--- Short exercise ---
Print out every record exactly as it appears.

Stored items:
==================================================

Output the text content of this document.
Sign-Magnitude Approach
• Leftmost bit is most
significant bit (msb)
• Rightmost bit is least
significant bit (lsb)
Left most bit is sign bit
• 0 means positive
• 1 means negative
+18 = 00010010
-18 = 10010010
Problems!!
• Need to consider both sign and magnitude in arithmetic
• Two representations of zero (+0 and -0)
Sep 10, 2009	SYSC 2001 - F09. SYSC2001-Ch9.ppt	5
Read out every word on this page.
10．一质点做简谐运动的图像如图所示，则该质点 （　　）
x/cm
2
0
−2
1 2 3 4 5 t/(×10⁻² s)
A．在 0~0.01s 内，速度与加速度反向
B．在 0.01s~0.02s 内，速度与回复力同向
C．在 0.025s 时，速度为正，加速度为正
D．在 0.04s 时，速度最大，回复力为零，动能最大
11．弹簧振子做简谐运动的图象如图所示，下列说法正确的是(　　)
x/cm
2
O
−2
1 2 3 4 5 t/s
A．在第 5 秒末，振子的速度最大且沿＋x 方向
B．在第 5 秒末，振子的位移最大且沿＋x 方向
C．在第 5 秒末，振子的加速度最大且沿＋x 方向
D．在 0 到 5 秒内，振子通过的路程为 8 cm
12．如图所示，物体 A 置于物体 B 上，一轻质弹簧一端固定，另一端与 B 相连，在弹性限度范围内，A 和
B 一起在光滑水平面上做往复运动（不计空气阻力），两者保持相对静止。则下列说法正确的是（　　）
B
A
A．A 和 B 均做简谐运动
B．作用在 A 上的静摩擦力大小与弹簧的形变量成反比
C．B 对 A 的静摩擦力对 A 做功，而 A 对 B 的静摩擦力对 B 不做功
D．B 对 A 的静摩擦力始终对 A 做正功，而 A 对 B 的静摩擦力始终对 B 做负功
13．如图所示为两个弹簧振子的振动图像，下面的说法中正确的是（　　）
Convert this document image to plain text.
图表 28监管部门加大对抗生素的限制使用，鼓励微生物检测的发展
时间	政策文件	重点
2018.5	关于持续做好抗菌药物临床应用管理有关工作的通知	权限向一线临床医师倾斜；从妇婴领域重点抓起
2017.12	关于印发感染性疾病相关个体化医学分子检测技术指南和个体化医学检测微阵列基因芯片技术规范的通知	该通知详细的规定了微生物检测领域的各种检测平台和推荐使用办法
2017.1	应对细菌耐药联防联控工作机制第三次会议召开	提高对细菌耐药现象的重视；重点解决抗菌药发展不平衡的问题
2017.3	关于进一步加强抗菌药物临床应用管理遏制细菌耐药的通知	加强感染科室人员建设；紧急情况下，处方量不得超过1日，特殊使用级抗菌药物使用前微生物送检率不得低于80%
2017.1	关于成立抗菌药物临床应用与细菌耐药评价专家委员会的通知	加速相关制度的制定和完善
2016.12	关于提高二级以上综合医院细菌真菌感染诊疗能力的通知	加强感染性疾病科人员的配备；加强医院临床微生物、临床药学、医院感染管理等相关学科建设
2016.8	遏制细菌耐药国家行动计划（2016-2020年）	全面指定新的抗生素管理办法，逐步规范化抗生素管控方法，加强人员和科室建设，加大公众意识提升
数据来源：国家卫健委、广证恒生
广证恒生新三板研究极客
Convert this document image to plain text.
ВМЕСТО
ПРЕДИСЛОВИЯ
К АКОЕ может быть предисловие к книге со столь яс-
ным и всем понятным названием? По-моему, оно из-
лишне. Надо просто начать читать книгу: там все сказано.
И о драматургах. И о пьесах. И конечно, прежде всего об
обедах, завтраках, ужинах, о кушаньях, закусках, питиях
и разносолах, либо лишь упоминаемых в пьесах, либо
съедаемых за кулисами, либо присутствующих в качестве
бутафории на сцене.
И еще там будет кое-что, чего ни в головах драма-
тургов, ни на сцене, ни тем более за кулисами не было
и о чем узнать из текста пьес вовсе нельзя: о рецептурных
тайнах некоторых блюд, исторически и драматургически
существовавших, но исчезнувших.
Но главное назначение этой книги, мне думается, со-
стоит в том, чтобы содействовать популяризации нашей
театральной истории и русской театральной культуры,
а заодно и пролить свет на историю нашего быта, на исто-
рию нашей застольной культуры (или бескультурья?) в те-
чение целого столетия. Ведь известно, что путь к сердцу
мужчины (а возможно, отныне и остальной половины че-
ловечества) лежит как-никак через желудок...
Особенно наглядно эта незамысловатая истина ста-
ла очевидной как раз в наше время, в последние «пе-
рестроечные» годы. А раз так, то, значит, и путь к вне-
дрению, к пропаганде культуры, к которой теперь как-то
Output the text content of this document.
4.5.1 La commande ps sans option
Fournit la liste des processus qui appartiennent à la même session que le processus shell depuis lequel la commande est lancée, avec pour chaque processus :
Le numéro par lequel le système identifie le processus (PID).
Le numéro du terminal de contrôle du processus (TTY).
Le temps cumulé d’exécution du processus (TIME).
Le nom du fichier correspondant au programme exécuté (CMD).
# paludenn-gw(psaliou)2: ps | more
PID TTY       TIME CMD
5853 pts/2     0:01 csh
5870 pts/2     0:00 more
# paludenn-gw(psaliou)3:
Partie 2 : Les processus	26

==================================================

--- Complete output ---
Output the text content of this document.
Sign-Magnitude Approach
• Leftmost bit is most
significant bit (msb)
• Rightmost bit is least
significant bit (lsb)
Left most bit is sign bit
• 0 means positive
• 1 means negative
+18 = 00010010
-18 = 10010010
Problems!!
• Need to consider both sign and magnitude in arithmetic
• Two representations of zero (+0 and -0)
Sep 10, 2009	SYSC 2001 - F09. SYSC2001-Ch9.ppt	5
Read out every word on this page.
10．一质点做简谐运动的图像如图所示，则该质点 （　　）
x/cm
2
0
−2
1 2 3 4 5 t/(×10⁻² s)
A．在 0~0.01s 内，速度与加速度反向
B．在 0.01s~0.02s 内，速度与回复力同向
C．在 0.025s 时，速度为正，加速度为正
D．在 0.04s 时，速度最大，回复力为零，动能最大
11．弹簧振子做简谐运动的图象如图所示，下列说法正确的是(　　)
x/cm
2
O
−2
1 2 3 4 5 t/s
A．在第 5 秒末，振子的速度最大且沿＋x 方向
B．在第 5 秒末，振子的位移最大且沿＋x 方向
C．在第 5 秒末，振子的加速度最大且沿＋x 方向
D．在 0 到 5 秒内，振子通过的路程为 8 cm
12．如图所示，物体 A 置于物体 B 上，一轻质弹簧一端固定，另一端与 B 相连，在弹性限度范围内，A 和
B 一起在光滑水平面上做往复运动（不计空气阻力），两者保持相对静止。则下列说法正确的是（　　）
B
A
A．A 和 B 均做简谐运动
B．作用在 A 上的静摩擦力大小与弹簧的形变量成反比
C．B 对 A 的静摩擦力对 A 做功，而 A 对 B 的静摩擦力对 B 不做功
D．B 对 A 的静摩擦力始终对 A 做正功，而 A 对 B 的静摩擦力始终对 B 做负功
13．如图所示为两个弹簧振子的振动图像，下面的说法中正确的是（　　）
Convert this document image to plain text.
图表 28监管部门加大对抗生素的限制使用，鼓励微生物检测的发展
时间	政策文件	重点
2018.5	关于持续做好抗菌药物临床应用管理有关工作的通知	权限向一线临床医师倾斜；从妇婴领域重点抓起
2017.12	关于印发感染性疾病相关个体化医学分子检测技术指南和个体化医学检测微阵列基因芯片技术规范的通知	该通知详细的规定了微生物检测领域的各种检测平台和推荐使用办法
2017.1	应对细菌耐药联防联控工作机制第三次会议召开	提高对细菌耐药现象的重视；重点解决抗菌药发展不平衡的问题
2017.3	关于进一步加强抗菌药物临床应用管理遏制细菌耐药的通知	加强感染科室人员建设；紧急情况下，处方量不得超过1日，特殊使用级抗菌药物使用前微生物送检率不得低于80%
2017.1	关于成立抗菌药物临床应用与细菌耐药评价专家委员会的通知	加速相关制度的制定和完善
2016.12	关于提高二级以上综合医院细菌真菌感染诊疗能力的通知	加强感染性疾病科人员的配备；加强医院临床微生物、临床药学、医院感染管理等相关学科建设
2016.8	遏制细菌耐药国家行动计划（2016-2020年）	全面指定新的抗生素管理办法，逐步规范化抗生素管控方法，加强人员和科室建设，加大公众意识提升
数据来源：国家卫健委、广证恒生
广证恒生新三板研究极客
Convert this document image to plain text.
ВМЕСТО
ПРЕДИСЛОВИЯ
К АКОЕ может быть предисловие к книге со столь яс-
ным и всем понятным названием? По-моему, оно из-
лишне. Надо просто начать читать книгу: там все сказано.
И о драматургах. И о пьесах. И конечно, прежде всего об
обедах, завтраках, ужинах, о кушаньях, закусках, питиях
и разносолах, либо лишь упоминаемых в пьесах, либо
съедаемых за кулисами, либо присутствующих в качестве
бутафории на сцене.
И еще там будет кое-что, чего ни в головах драма-
тургов, ни на сцене, ни тем более за кулисами не было
и о чем узнать из текста пьес вовсе нельзя: о рецептурных
тайнах некоторых блюд, исторически и драматургически
существовавших, но исчезнувших.
Но главное назначение этой книги, мне думается, со-
стоит в том, чтобы содействовать популяризации нашей
театральной истории и русской театральной культуры,
а заодно и пролить свет на историю нашего быта, на исто-
рию нашей застольной культуры (или бескультурья?) в те-
чение целого столетия. Ведь известно, что путь к сердцу
мужчины (а возможно, отныне и остальной половины че-
ловечества) лежит как-никак через желудок...
Особенно наглядно эта незамысловатая истина ста-
ла очевидной как раз в наше время, в последние «пе-
рестроечные» годы. А раз так, то, значит, и путь к вне-
дрению, к пропаганде культуры, к которой теперь как-то
Output the text content of this document.
4.5.1 La commande ps sans option
Fournit la liste des processus qui appartiennent à la même session que le processus shell depuis lequel la commande est lancée, avec pour chaque processus :
Le numéro par lequel le système identifie le processus (PID).
Le numéro du terminal de contrôle du processus (TTY).
Le temps cumulé d’exécution du processus (TIME).
Le nom du fichier correspondant au programme exécuté (CMD).
# paludenn-gw(psaliou)2: ps | more
PID TTY       TIME CMD
5853 pts/2     0:01 csh
5870 pts/2     0:00 more
# paludenn-gw(psaliou)3:
Partie 2 : Les processus	26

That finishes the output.